Problem: Report how many lines hold the word "mijn"; give nothing but the number.

Stored data:
"""

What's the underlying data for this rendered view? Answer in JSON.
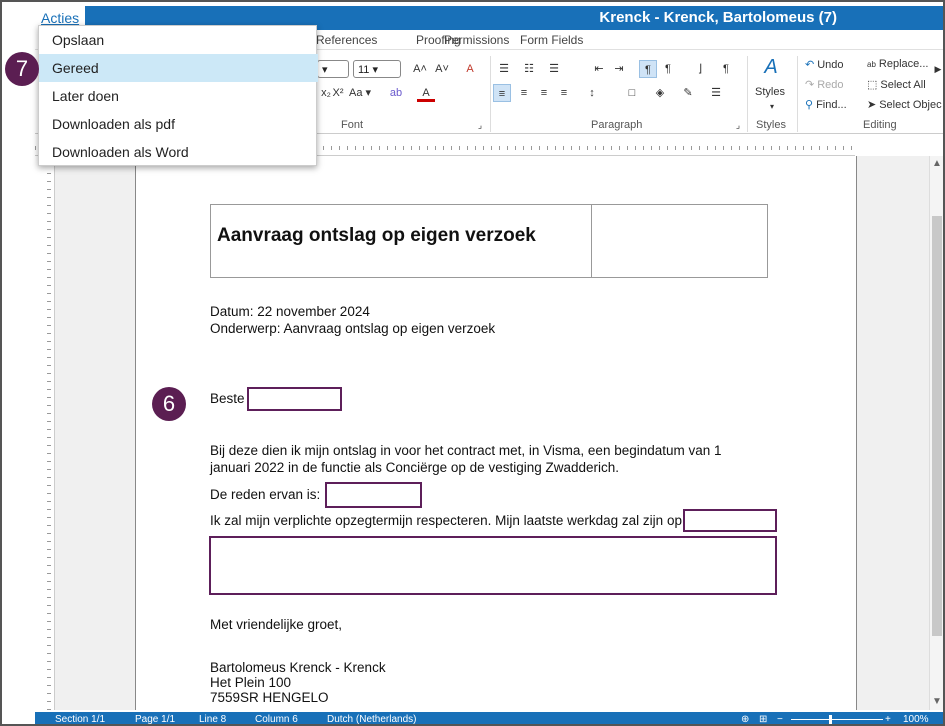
{
  "app": {
    "title": "Krenck - Krenck, Bartolomeus (7)",
    "acties_label": "Acties"
  },
  "menu": {
    "items": [
      "Opslaan",
      "Gereed",
      "Later doen",
      "Downloaden als pdf",
      "Downloaden als Word"
    ],
    "selected": "Gereed"
  },
  "badges": {
    "menu_step": "7",
    "doc_step": "6"
  },
  "ribbon": {
    "tabs": [
      "References",
      "Proofing",
      "Permissions",
      "Form Fields"
    ],
    "font": {
      "size": "11",
      "group_label": "Font",
      "case_label": "Aa"
    },
    "paragraph": {
      "group_label": "Paragraph"
    },
    "styles": {
      "label": "Styles",
      "group_label": "Styles"
    },
    "editing": {
      "undo": "Undo",
      "redo": "Redo",
      "find": "Find...",
      "replace": "Replace...",
      "select_all": "Select All",
      "select_objects": "Select Objec",
      "group_label": "Editing"
    }
  },
  "document": {
    "heading": "Aanvraag ontslag op eigen verzoek",
    "date_line": "Datum: 22 november 2024",
    "subject_line": "Onderwerp: Aanvraag ontslag op eigen verzoek",
    "salutation": "Beste",
    "body_line1": "Bij deze dien ik mijn ontslag in voor het contract met, in Visma, een begindatum van 1",
    "body_line2": "januari 2022 in de functie als Conciërge op de vestiging Zwadderich.",
    "reason_label": "De reden ervan is:",
    "notice_line": "Ik zal mijn verplichte opzegtermijn respecteren. Mijn laatste werkdag zal zijn op",
    "closing": "Met vriendelijke groet,",
    "sender_name": "Bartolomeus Krenck - Krenck",
    "sender_address": "Het Plein 100",
    "sender_city": "7559SR HENGELO"
  },
  "status": {
    "section": "Section 1/1",
    "page": "Page 1/1",
    "line": "Line 8",
    "column": "Column 6",
    "language": "Dutch (Netherlands)",
    "zoom": "100%"
  },
  "colors": {
    "accent": "#1870b8",
    "field_border": "#5d1f5a",
    "badge": "#5b1e52",
    "menu_highlight": "#cce8f7"
  }
}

"""

Output of the exercise: 2